- PROBLEM DESCRIPTION
Every record should be copied exactly, except that pictures are to be omitted.
**** DATA ROWS
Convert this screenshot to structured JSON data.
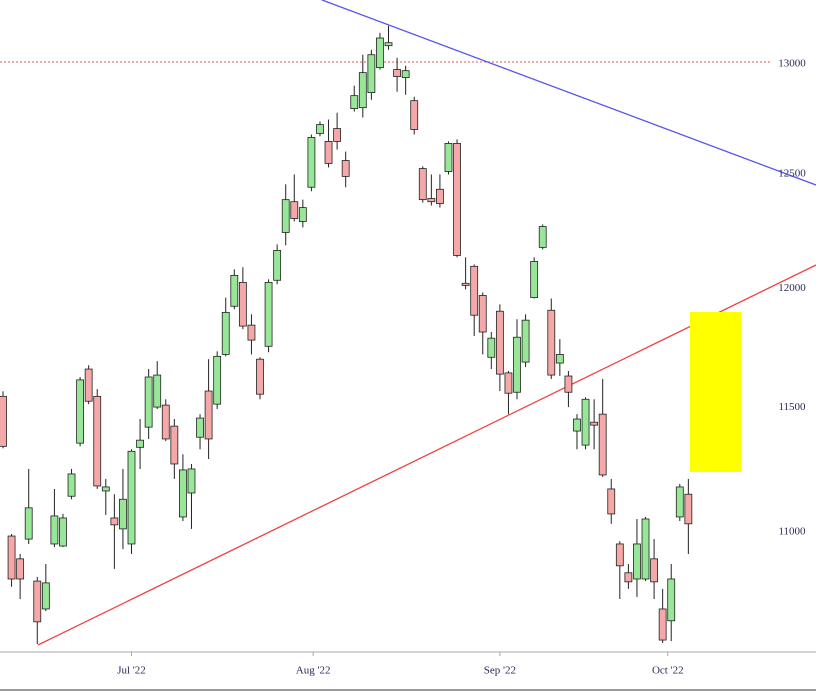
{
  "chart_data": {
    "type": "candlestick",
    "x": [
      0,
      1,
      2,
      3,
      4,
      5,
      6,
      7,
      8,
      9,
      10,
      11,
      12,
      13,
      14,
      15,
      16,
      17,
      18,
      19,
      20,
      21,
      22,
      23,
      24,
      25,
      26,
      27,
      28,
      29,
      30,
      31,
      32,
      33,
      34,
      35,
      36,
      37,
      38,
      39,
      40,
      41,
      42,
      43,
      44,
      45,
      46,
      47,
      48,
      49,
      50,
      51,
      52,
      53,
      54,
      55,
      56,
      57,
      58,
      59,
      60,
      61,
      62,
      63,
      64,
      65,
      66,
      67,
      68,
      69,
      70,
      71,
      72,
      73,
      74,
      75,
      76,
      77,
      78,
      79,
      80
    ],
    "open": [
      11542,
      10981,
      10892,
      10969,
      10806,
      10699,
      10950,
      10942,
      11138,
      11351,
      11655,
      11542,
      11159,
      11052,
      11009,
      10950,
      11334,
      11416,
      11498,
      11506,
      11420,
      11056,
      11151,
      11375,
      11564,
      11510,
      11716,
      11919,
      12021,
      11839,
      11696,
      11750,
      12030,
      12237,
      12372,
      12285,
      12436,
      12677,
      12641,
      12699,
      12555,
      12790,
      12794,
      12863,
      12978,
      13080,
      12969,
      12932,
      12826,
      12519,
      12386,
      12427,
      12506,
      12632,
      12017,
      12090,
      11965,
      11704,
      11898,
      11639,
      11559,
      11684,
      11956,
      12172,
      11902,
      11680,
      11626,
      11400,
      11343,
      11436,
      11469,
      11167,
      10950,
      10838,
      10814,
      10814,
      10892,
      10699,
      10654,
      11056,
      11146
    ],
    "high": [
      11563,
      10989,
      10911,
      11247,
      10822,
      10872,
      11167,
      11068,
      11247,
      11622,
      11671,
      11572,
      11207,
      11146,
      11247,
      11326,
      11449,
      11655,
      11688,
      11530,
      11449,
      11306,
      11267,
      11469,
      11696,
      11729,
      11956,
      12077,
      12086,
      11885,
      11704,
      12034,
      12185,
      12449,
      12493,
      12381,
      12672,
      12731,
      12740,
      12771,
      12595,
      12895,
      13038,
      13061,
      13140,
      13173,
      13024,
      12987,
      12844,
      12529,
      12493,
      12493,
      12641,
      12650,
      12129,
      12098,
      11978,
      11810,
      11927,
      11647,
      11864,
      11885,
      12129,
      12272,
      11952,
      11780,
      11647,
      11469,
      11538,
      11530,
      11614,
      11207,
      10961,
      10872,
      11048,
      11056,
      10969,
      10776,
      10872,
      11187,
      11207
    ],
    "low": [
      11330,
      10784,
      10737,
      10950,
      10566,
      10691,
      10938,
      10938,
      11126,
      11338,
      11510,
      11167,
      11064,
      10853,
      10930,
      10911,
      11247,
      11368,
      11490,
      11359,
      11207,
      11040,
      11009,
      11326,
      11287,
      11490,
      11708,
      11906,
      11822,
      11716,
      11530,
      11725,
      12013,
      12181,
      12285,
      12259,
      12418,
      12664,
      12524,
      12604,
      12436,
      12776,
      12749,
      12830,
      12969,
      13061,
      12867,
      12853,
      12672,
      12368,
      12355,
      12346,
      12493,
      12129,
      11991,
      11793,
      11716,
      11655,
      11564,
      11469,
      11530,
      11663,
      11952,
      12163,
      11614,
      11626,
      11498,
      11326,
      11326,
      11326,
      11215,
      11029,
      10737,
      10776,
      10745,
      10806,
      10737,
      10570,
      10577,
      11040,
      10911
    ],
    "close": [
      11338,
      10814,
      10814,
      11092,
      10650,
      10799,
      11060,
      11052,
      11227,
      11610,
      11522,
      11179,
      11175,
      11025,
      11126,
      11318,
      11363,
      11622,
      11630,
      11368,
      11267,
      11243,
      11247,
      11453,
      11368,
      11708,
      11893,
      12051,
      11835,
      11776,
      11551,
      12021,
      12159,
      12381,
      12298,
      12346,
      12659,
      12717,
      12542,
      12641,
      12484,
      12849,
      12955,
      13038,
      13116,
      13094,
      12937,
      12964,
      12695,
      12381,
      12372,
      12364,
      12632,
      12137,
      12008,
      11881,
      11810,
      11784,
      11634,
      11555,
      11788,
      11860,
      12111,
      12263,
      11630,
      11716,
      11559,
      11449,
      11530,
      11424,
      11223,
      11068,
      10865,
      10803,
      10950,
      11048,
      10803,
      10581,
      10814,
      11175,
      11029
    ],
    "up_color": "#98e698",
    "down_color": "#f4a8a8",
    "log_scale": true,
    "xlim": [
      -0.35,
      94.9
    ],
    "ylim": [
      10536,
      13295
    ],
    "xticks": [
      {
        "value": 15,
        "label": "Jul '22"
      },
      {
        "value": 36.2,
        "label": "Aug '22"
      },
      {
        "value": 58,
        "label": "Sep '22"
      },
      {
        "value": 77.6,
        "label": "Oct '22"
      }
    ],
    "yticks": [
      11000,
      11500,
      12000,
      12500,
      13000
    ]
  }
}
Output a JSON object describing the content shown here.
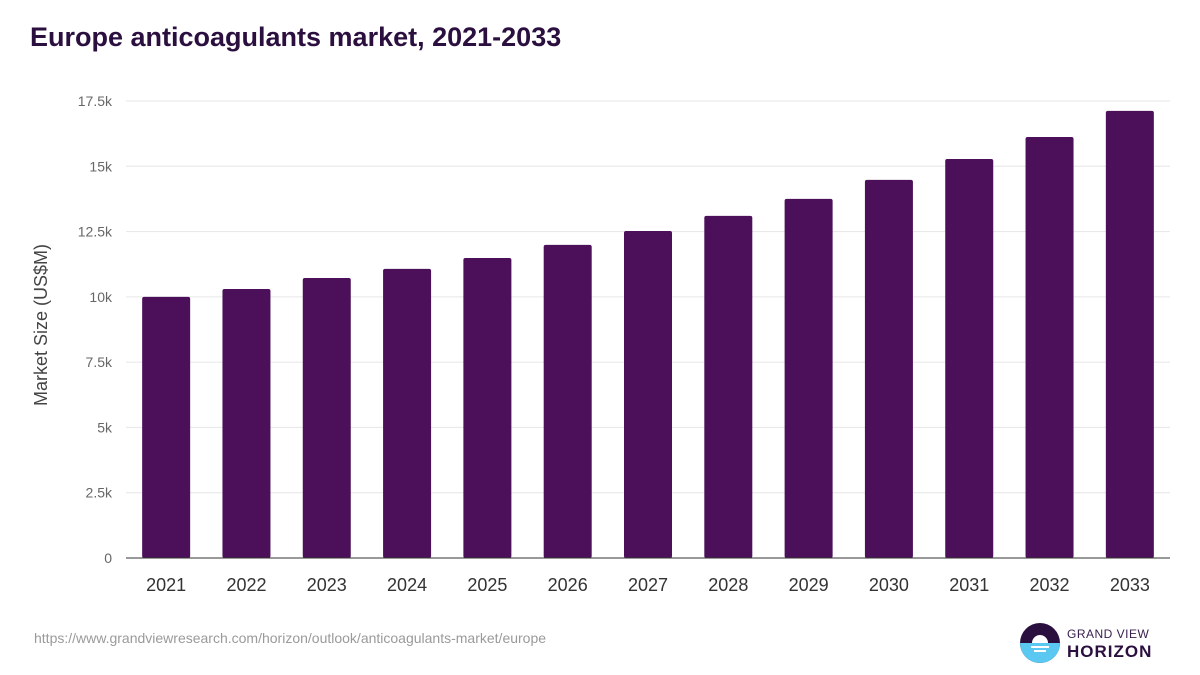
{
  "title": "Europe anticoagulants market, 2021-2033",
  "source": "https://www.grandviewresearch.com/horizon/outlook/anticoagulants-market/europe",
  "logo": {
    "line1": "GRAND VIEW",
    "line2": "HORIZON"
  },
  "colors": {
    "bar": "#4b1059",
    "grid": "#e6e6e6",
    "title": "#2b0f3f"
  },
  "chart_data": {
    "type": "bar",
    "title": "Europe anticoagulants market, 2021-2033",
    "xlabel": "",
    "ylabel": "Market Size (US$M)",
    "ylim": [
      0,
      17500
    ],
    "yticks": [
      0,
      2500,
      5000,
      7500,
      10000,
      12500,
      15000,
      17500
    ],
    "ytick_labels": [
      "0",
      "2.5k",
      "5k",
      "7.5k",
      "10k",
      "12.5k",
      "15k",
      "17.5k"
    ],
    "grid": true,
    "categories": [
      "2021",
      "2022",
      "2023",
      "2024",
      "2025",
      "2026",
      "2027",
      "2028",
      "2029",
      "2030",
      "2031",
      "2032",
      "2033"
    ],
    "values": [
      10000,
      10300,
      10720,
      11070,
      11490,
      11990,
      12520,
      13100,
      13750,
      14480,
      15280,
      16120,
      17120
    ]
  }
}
********
- WRITTEN RESPONSE
Convert this screenshot to structured JSON data.
{
  "chart_data": {
    "type": "candlestick",
    "x": [
      0,
      1,
      2,
      3,
      4,
      5,
      6,
      7,
      8,
      9,
      10,
      11,
      12,
      13,
      14,
      15,
      16,
      17,
      18,
      19,
      20,
      21,
      22,
      23,
      24,
      25,
      26,
      27,
      28,
      29,
      30,
      31,
      32,
      33,
      34,
      35,
      36,
      37,
      38,
      39,
      40,
      41,
      42,
      43,
      44,
      45,
      46,
      47,
      48,
      49,
      50,
      51,
      52,
      53,
      54,
      55,
      56,
      57,
      58,
      59,
      60,
      61,
      62,
      63,
      64,
      65,
      66,
      67,
      68,
      69,
      70,
      71,
      72,
      73,
      74,
      75,
      76,
      77,
      78,
      79,
      80
    ],
    "open": [
      11542,
      10981,
      10892,
      10969,
      10806,
      10699,
      10950,
      10942,
      11138,
      11351,
      11655,
      11542,
      11159,
      11052,
      11009,
      10950,
      11334,
      11416,
      11498,
      11506,
      11420,
      11056,
      11151,
      11375,
      11564,
      11510,
      11716,
      11919,
      12021,
      11839,
      11696,
      11750,
      12030,
      12237,
      12372,
      12285,
      12436,
      12677,
      12641,
      12699,
      12555,
      12790,
      12794,
      12863,
      12978,
      13080,
      12969,
      12932,
      12826,
      12519,
      12386,
      12427,
      12506,
      12632,
      12017,
      12090,
      11965,
      11704,
      11898,
      11639,
      11559,
      11684,
      11956,
      12172,
      11902,
      11680,
      11626,
      11400,
      11343,
      11436,
      11469,
      11167,
      10950,
      10838,
      10814,
      10814,
      10892,
      10699,
      10654,
      11056,
      11146
    ],
    "high": [
      11563,
      10989,
      10911,
      11247,
      10822,
      10872,
      11167,
      11068,
      11247,
      11622,
      11671,
      11572,
      11207,
      11146,
      11247,
      11326,
      11449,
      11655,
      11688,
      11530,
      11449,
      11306,
      11267,
      11469,
      11696,
      11729,
      11956,
      12077,
      12086,
      11885,
      11704,
      12034,
      12185,
      12449,
      12493,
      12381,
      12672,
      12731,
      12740,
      12771,
      12595,
      12895,
      13038,
      13061,
      13140,
      13173,
      13024,
      12987,
      12844,
      12529,
      12493,
      12493,
      12641,
      12650,
      12129,
      12098,
      11978,
      11810,
      11927,
      11647,
      11864,
      11885,
      12129,
      12272,
      11952,
      11780,
      11647,
      11469,
      11538,
      11530,
      11614,
      11207,
      10961,
      10872,
      11048,
      11056,
      10969,
      10776,
      10872,
      11187,
      11207
    ],
    "low": [
      11330,
      10784,
      10737,
      10950,
      10566,
      10691,
      10938,
      10938,
      11126,
      11338,
      11510,
      11167,
      11064,
      10853,
      10930,
      10911,
      11247,
      11368,
      11490,
      11359,
      11207,
      11040,
      11009,
      11326,
      11287,
      11490,
      11708,
      11906,
      11822,
      11716,
      11530,
      11725,
      12013,
      12181,
      12285,
      12259,
      12418,
      12664,
      12524,
      12604,
      12436,
      12776,
      12749,
      12830,
      12969,
      13061,
      12867,
      12853,
      12672,
      12368,
      12355,
      12346,
      12493,
      12129,
      11991,
      11793,
      11716,
      11655,
      11564,
      11469,
      11530,
      11663,
      11952,
      12163,
      11614,
      11626,
      11498,
      11326,
      11326,
      11326,
      11215,
      11029,
      10737,
      10776,
      10745,
      10806,
      10737,
      10570,
      10577,
      11040,
      10911
    ],
    "close": [
      11338,
      10814,
      10814,
      11092,
      10650,
      10799,
      11060,
      11052,
      11227,
      11610,
      11522,
      11179,
      11175,
      11025,
      11126,
      11318,
      11363,
      11622,
      11630,
      11368,
      11267,
      11243,
      11247,
      11453,
      11368,
      11708,
      11893,
      12051,
      11835,
      11776,
      11551,
      12021,
      12159,
      12381,
      12298,
      12346,
      12659,
      12717,
      12542,
      12641,
      12484,
      12849,
      12955,
      13038,
      13116,
      13094,
      12937,
      12964,
      12695,
      12381,
      12372,
      12364,
      12632,
      12137,
      12008,
      11881,
      11810,
      11784,
      11634,
      11555,
      11788,
      11860,
      12111,
      12263,
      11630,
      11716,
      11559,
      11449,
      11530,
      11424,
      11223,
      11068,
      10865,
      10803,
      10950,
      11048,
      10803,
      10581,
      10814,
      11175,
      11029
    ],
    "up_color": "#98e698",
    "down_color": "#f4a8a8",
    "log_scale": true,
    "xlim": [
      -0.35,
      94.9
    ],
    "ylim": [
      10536,
      13295
    ],
    "xticks": [
      {
        "value": 15,
        "label": "Jul '22"
      },
      {
        "value": 36.2,
        "label": "Aug '22"
      },
      {
        "value": 58,
        "label": "Sep '22"
      },
      {
        "value": 77.6,
        "label": "Oct '22"
      }
    ],
    "yticks": [
      11000,
      11500,
      12000,
      12500,
      13000
    ]
  }
}
Output a JSON object describing the content shown here.
{
  "title": "Europe anticoagulants market, 2021-2033",
  "source": "https://www.grandviewresearch.com/horizon/outlook/anticoagulants-market/europe",
  "logo": {
    "line1": "GRAND VIEW",
    "line2": "HORIZON"
  },
  "colors": {
    "bar": "#4b1059",
    "grid": "#e6e6e6",
    "title": "#2b0f3f"
  },
  "chart_data": {
    "type": "bar",
    "title": "Europe anticoagulants market, 2021-2033",
    "xlabel": "",
    "ylabel": "Market Size (US$M)",
    "ylim": [
      0,
      17500
    ],
    "yticks": [
      0,
      2500,
      5000,
      7500,
      10000,
      12500,
      15000,
      17500
    ],
    "ytick_labels": [
      "0",
      "2.5k",
      "5k",
      "7.5k",
      "10k",
      "12.5k",
      "15k",
      "17.5k"
    ],
    "grid": true,
    "categories": [
      "2021",
      "2022",
      "2023",
      "2024",
      "2025",
      "2026",
      "2027",
      "2028",
      "2029",
      "2030",
      "2031",
      "2032",
      "2033"
    ],
    "values": [
      10000,
      10300,
      10720,
      11070,
      11490,
      11990,
      12520,
      13100,
      13750,
      14480,
      15280,
      16120,
      17120
    ]
  }
}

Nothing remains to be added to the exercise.